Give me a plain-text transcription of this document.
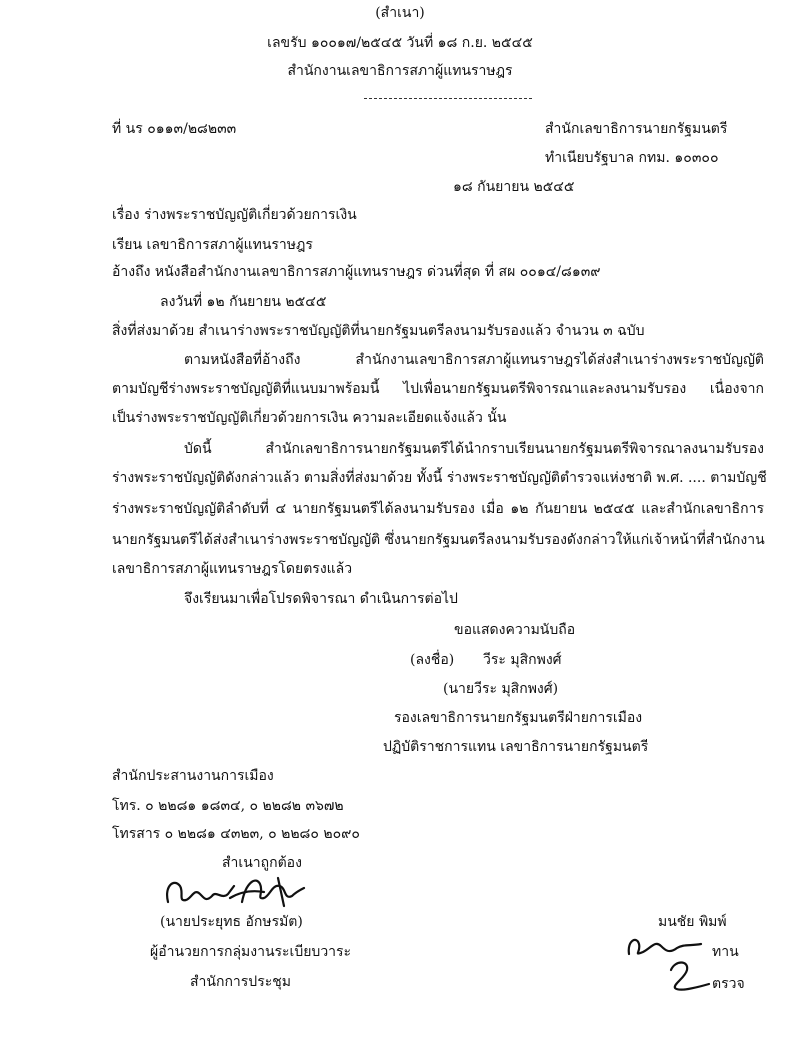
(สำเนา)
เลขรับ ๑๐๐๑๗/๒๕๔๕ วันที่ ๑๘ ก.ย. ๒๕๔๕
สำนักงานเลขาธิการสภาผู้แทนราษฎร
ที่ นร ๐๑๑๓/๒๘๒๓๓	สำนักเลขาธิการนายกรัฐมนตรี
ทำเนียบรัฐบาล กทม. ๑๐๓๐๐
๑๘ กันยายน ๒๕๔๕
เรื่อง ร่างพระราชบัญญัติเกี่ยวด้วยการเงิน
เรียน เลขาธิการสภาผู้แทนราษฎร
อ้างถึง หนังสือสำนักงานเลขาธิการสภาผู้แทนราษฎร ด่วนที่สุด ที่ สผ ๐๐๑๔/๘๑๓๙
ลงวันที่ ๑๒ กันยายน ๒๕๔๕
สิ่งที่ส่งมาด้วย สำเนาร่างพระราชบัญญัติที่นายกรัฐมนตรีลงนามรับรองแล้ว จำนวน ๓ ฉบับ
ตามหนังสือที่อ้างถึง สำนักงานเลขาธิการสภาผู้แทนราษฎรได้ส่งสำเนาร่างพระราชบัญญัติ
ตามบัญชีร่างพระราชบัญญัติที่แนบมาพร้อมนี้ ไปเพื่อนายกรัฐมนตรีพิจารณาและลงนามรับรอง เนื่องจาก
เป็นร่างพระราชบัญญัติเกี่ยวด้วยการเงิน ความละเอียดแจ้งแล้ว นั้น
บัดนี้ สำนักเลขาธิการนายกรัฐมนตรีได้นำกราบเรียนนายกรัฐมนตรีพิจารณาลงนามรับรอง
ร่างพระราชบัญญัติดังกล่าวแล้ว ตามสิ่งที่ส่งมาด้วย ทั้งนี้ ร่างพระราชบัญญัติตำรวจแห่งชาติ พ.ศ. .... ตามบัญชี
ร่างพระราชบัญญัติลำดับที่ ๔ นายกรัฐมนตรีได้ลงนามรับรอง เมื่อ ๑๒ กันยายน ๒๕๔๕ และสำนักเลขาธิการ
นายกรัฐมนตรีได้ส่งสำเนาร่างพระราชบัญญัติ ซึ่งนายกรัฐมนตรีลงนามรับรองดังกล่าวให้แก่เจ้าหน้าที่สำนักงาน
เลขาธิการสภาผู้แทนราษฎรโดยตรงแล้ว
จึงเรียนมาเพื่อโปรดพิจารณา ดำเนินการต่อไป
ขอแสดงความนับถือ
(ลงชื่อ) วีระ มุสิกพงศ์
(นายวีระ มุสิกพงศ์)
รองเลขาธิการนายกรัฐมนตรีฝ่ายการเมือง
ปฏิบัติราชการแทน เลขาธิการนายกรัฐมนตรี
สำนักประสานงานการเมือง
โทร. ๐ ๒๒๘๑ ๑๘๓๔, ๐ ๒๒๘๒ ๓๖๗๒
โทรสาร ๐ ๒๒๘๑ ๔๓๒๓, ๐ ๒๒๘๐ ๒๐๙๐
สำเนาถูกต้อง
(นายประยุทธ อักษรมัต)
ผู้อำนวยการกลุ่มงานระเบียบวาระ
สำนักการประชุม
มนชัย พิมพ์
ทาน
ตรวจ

--

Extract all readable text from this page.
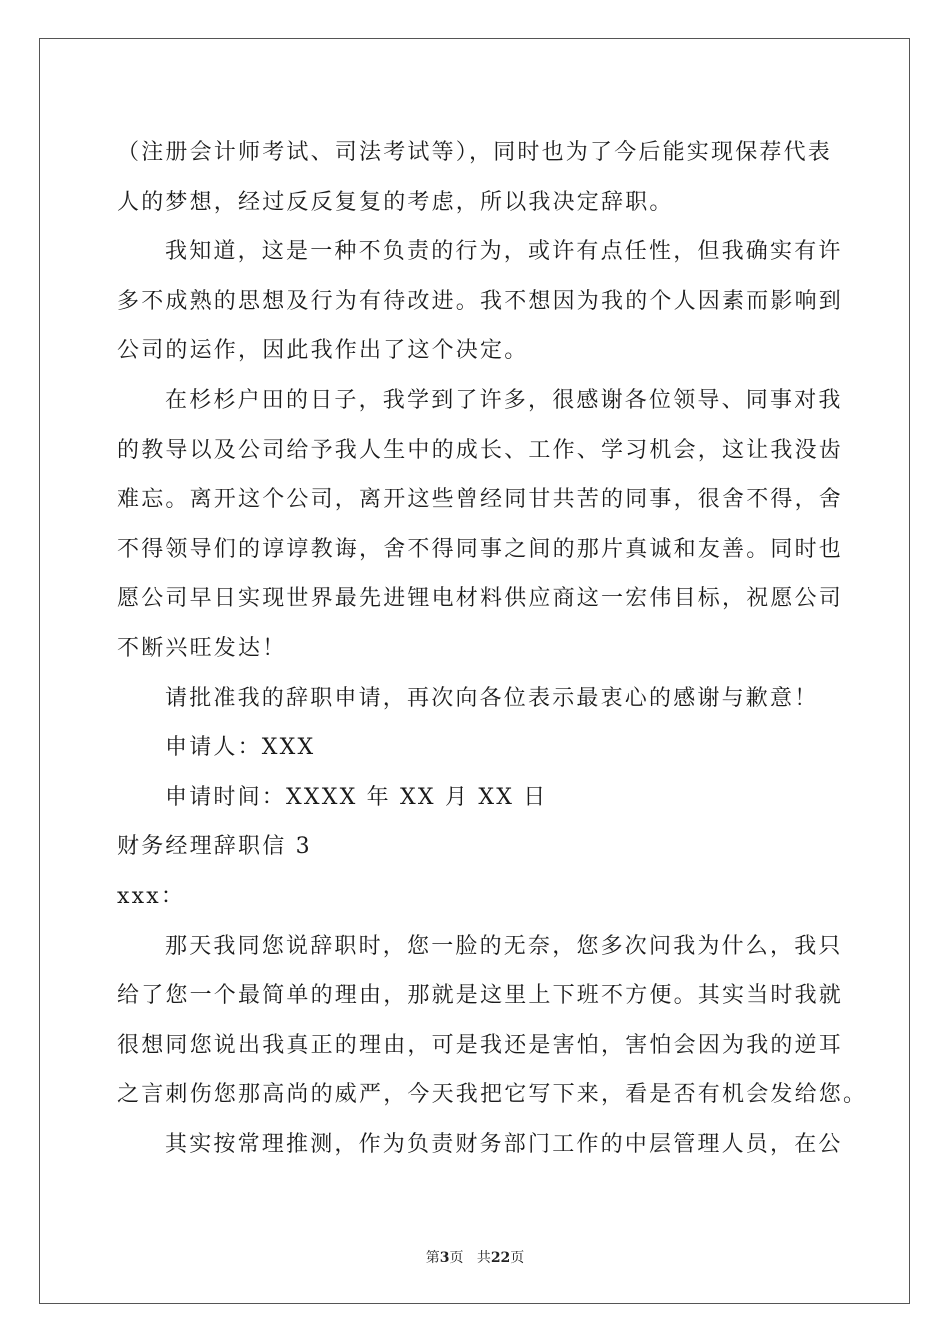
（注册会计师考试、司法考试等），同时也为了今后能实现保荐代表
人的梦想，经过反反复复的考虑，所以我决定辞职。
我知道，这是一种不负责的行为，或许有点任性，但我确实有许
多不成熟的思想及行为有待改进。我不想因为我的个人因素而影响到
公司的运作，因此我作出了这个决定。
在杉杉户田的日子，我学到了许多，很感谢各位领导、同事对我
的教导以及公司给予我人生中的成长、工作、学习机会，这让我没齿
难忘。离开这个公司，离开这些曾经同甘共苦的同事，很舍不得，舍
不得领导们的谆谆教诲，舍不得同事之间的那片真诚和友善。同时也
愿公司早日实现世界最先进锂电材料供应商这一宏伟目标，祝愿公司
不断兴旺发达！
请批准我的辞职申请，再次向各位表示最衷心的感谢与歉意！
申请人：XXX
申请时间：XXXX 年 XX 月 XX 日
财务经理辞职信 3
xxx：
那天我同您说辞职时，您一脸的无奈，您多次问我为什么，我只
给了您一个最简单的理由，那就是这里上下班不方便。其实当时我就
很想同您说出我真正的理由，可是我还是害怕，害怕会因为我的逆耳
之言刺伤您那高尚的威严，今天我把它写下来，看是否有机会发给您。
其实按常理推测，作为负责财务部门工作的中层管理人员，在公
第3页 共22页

...

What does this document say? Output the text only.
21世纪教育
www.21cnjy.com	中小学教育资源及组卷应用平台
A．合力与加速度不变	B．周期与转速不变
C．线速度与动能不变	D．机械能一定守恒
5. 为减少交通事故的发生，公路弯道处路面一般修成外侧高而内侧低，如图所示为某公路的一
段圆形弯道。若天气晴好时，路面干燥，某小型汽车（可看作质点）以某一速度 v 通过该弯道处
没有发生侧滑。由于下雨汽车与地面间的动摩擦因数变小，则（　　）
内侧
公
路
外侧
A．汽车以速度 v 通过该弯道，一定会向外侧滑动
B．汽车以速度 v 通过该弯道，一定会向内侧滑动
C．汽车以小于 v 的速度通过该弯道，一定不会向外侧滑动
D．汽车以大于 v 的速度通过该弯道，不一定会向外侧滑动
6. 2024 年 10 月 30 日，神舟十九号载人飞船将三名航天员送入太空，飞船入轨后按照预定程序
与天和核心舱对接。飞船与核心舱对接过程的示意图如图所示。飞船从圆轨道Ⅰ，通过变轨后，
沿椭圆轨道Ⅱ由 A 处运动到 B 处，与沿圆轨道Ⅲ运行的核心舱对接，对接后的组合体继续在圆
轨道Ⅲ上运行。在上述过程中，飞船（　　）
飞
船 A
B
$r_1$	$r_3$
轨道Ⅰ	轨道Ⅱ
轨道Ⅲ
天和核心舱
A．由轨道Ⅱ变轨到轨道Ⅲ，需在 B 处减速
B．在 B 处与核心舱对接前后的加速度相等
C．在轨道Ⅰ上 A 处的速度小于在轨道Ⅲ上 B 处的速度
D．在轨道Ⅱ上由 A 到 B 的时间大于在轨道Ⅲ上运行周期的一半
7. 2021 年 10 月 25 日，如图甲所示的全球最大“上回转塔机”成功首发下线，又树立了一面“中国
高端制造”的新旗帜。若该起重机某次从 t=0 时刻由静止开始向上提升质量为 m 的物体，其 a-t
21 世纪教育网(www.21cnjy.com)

## Task brief
Report how many lines in these entries contain "汽车以速度". Answer with the number only.

## Problem solution
2